* _Short exercise_
Determine how many lines of the records include "Diesel", and answer with the number alone.

═════ Given data

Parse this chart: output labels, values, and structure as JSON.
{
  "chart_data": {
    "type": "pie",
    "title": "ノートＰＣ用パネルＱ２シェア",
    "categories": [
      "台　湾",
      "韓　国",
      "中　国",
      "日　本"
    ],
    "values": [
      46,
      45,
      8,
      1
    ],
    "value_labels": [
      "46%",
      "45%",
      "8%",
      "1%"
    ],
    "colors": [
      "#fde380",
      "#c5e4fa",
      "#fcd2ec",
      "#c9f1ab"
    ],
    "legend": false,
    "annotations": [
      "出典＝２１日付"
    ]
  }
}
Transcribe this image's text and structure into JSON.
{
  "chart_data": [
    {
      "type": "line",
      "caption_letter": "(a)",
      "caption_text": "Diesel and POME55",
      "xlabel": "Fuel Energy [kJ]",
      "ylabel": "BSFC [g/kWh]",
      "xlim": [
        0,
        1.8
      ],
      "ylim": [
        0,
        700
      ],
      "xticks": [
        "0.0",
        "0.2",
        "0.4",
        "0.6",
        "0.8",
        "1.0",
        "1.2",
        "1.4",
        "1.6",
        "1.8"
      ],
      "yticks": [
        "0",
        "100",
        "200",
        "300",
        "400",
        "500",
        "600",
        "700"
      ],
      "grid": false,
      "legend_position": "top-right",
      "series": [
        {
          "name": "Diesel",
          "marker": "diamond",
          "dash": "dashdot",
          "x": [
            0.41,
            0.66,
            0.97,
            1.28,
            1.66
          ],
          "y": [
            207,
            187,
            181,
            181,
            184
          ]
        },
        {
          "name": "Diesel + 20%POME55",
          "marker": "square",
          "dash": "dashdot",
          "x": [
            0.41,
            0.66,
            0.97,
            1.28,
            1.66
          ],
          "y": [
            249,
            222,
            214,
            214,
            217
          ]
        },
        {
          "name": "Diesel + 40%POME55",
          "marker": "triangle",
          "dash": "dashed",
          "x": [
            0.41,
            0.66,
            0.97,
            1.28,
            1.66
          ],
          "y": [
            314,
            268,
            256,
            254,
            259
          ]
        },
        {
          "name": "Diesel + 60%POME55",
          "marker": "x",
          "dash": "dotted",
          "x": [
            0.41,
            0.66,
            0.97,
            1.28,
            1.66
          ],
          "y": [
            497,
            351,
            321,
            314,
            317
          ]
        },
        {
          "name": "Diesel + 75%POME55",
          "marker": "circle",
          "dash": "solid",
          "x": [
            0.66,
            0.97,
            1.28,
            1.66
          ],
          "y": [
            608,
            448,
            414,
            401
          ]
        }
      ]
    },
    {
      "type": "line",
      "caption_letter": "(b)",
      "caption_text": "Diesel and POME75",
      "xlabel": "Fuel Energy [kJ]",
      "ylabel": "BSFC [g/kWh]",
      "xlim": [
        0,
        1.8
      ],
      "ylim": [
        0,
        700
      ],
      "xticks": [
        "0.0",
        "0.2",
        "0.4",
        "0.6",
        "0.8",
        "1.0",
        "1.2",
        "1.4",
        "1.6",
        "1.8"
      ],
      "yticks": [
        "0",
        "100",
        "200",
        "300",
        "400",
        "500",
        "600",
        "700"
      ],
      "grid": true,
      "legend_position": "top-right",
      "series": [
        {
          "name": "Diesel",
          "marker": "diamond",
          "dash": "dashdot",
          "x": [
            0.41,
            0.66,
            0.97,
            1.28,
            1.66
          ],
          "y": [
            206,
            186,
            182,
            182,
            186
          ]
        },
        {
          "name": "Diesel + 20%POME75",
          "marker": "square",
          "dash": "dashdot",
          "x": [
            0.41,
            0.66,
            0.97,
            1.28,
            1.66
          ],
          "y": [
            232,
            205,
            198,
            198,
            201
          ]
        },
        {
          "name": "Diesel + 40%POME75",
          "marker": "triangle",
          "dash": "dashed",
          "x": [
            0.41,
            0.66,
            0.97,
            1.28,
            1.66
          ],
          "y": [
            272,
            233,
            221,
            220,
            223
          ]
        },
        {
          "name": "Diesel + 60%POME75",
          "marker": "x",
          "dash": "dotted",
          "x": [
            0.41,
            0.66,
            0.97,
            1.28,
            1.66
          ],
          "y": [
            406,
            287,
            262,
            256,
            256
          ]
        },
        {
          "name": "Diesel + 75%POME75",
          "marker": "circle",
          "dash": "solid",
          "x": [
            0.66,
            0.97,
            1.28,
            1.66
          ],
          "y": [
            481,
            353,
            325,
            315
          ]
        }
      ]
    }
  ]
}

══════════

* _Expected answer_
12